Stored dataset items
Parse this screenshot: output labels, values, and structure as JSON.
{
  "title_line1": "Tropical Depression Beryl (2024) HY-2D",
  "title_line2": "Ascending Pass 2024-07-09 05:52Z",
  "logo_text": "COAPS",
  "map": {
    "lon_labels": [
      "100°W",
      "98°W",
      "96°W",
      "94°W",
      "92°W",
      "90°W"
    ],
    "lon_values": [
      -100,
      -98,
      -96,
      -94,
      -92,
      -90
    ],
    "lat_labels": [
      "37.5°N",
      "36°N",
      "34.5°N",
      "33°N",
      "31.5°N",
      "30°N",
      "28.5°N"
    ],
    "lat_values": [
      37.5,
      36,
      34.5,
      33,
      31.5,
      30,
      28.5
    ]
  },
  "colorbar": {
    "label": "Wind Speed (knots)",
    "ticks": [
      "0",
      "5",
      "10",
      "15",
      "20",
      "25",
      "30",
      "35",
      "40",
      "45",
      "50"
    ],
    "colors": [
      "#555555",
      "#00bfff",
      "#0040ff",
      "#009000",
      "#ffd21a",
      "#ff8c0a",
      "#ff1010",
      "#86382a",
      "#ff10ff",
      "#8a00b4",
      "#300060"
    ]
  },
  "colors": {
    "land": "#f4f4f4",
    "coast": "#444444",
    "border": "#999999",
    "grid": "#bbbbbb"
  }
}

■ GOAL OF THE EXERCISE
Copy out the full material exactly as it appears.

■ WRITTEN ANSWER
Parse this screenshot: output labels, values, and structure as JSON.
{
  "title_line1": "Tropical Depression Beryl (2024) HY-2D",
  "title_line2": "Ascending Pass 2024-07-09 05:52Z",
  "logo_text": "COAPS",
  "map": {
    "lon_labels": [
      "100°W",
      "98°W",
      "96°W",
      "94°W",
      "92°W",
      "90°W"
    ],
    "lon_values": [
      -100,
      -98,
      -96,
      -94,
      -92,
      -90
    ],
    "lat_labels": [
      "37.5°N",
      "36°N",
      "34.5°N",
      "33°N",
      "31.5°N",
      "30°N",
      "28.5°N"
    ],
    "lat_values": [
      37.5,
      36,
      34.5,
      33,
      31.5,
      30,
      28.5
    ]
  },
  "colorbar": {
    "label": "Wind Speed (knots)",
    "ticks": [
      "0",
      "5",
      "10",
      "15",
      "20",
      "25",
      "30",
      "35",
      "40",
      "45",
      "50"
    ],
    "colors": [
      "#555555",
      "#00bfff",
      "#0040ff",
      "#009000",
      "#ffd21a",
      "#ff8c0a",
      "#ff1010",
      "#86382a",
      "#ff10ff",
      "#8a00b4",
      "#300060"
    ]
  },
  "colors": {
    "land": "#f4f4f4",
    "coast": "#444444",
    "border": "#999999",
    "grid": "#bbbbbb"
  }
}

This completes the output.